PROMPT:
Look through the material and tally each line bearing the word "icon". Give only the total.

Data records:
########

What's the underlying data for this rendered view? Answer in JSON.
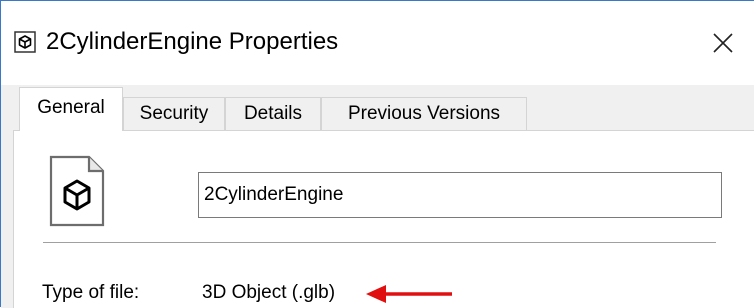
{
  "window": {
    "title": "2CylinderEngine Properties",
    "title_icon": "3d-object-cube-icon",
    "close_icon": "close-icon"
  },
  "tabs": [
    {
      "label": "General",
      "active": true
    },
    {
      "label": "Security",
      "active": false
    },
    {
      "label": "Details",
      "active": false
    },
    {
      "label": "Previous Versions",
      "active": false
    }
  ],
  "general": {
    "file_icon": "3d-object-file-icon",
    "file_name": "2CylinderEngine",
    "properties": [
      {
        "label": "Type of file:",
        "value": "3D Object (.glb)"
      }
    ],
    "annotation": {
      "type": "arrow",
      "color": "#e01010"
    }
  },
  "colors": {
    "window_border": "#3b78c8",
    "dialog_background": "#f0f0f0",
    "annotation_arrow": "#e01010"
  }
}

########

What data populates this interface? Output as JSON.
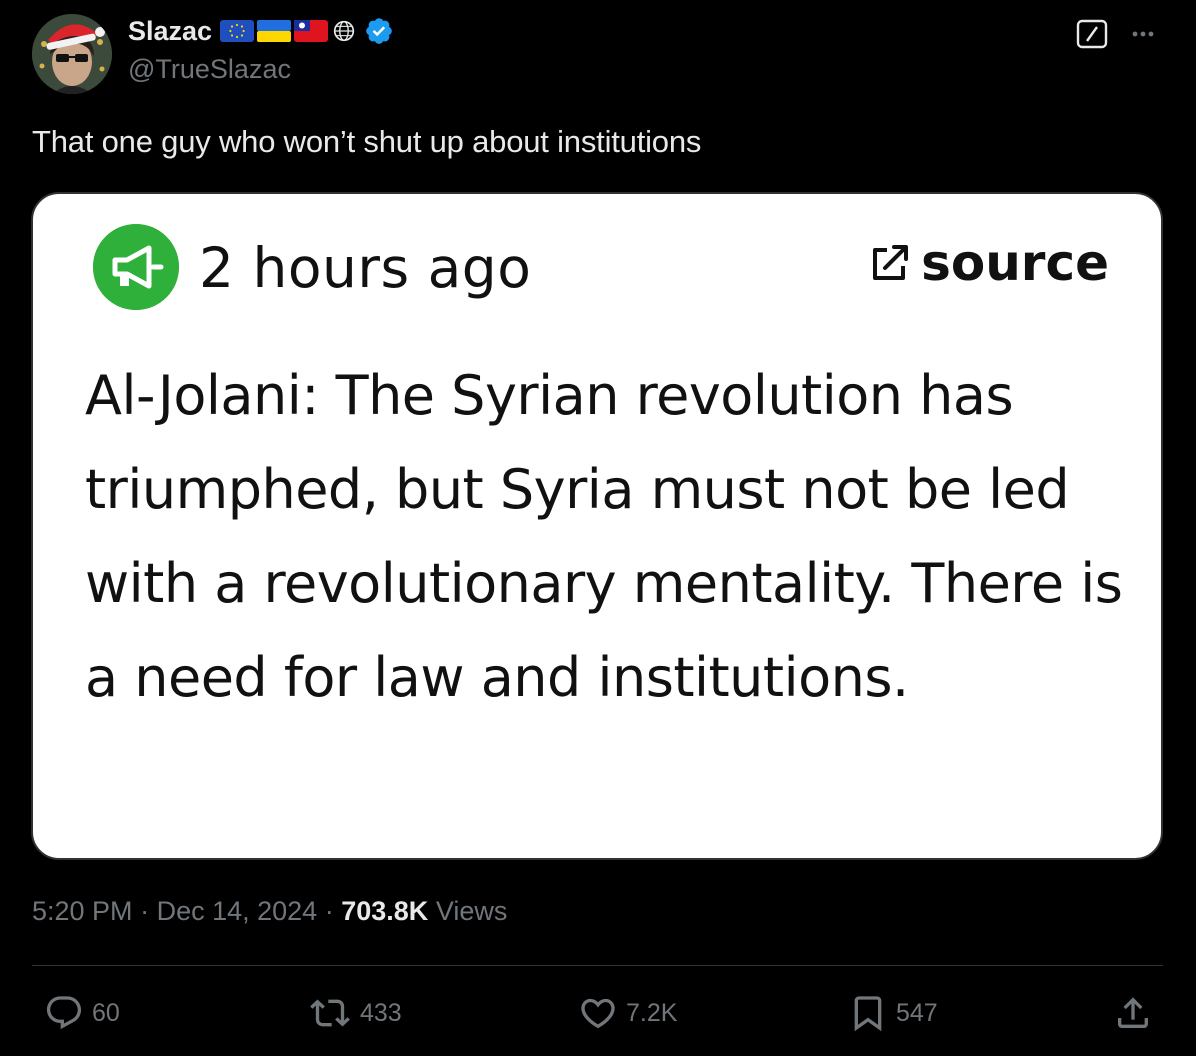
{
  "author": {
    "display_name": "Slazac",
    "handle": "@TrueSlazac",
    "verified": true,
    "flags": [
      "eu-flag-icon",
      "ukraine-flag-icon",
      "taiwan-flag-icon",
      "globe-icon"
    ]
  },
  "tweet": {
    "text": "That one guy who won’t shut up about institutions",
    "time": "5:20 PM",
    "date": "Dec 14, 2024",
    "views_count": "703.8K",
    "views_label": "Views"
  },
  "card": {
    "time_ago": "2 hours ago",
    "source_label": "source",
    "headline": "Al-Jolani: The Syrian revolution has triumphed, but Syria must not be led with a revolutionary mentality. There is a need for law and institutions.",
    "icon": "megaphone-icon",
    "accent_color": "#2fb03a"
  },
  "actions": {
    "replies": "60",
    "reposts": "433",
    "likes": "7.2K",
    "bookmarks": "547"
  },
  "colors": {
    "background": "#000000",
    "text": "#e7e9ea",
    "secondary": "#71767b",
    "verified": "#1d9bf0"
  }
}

########

SOLUTION TO THIS EXERCISE:
8